- Description of the task -
Determine which lines contain the word "linewidth", then copy those lines.

- Figure collection entries -
|---|

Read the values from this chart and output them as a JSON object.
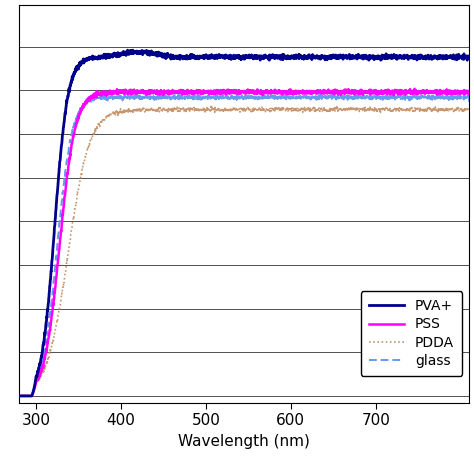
{
  "title": "",
  "xlabel": "Wavelength (nm)",
  "ylabel": "",
  "xlim": [
    280,
    810
  ],
  "ylim": [
    -0.02,
    1.12
  ],
  "x_ticks": [
    300,
    400,
    500,
    600,
    700
  ],
  "hlines_count": 9,
  "series": {
    "PVA+": {
      "color": "#00008B",
      "linewidth": 2.0,
      "linestyle": "solid",
      "zorder": 5,
      "plateau": 0.97,
      "mid": 322,
      "steep": 0.13
    },
    "PSS": {
      "color": "#FF00FF",
      "linewidth": 1.8,
      "linestyle": "solid",
      "zorder": 4,
      "plateau": 0.87,
      "mid": 328,
      "steep": 0.11
    },
    "PDDA": {
      "color": "#C8956C",
      "linewidth": 1.2,
      "linestyle": "dotted",
      "zorder": 3,
      "plateau": 0.82,
      "mid": 338,
      "steep": 0.08
    },
    "glass": {
      "color": "#6699EE",
      "linewidth": 1.4,
      "linestyle": "dashed",
      "zorder": 4,
      "plateau": 0.855,
      "mid": 325,
      "steep": 0.115
    }
  },
  "background_color": "#FFFFFF",
  "legend_order": [
    "PVA+",
    "PSS",
    "PDDA",
    "glass"
  ],
  "legend_loc": "lower right",
  "font_size": 11,
  "figsize": [
    4.74,
    4.74
  ],
  "dpi": 100
}
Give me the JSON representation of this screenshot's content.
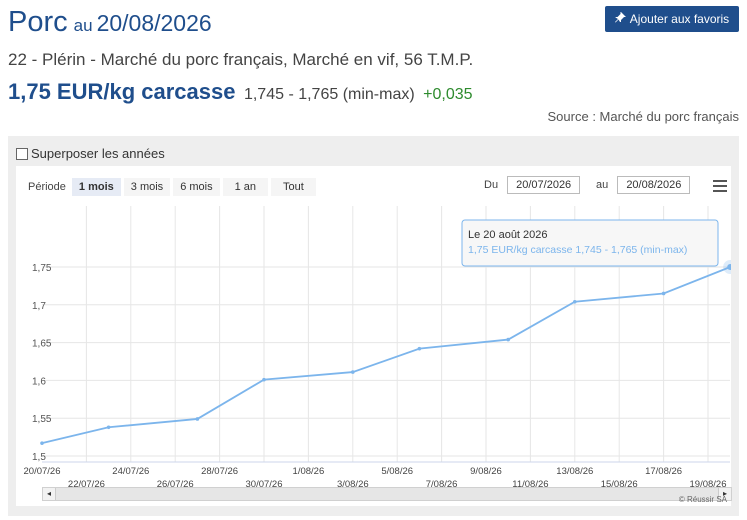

|---|

- Exercise answer -
      "linewidth": 2.0,
      "linewidth": 1.8,
      "linewidth": 1.2,
      "linewidth": 1.4,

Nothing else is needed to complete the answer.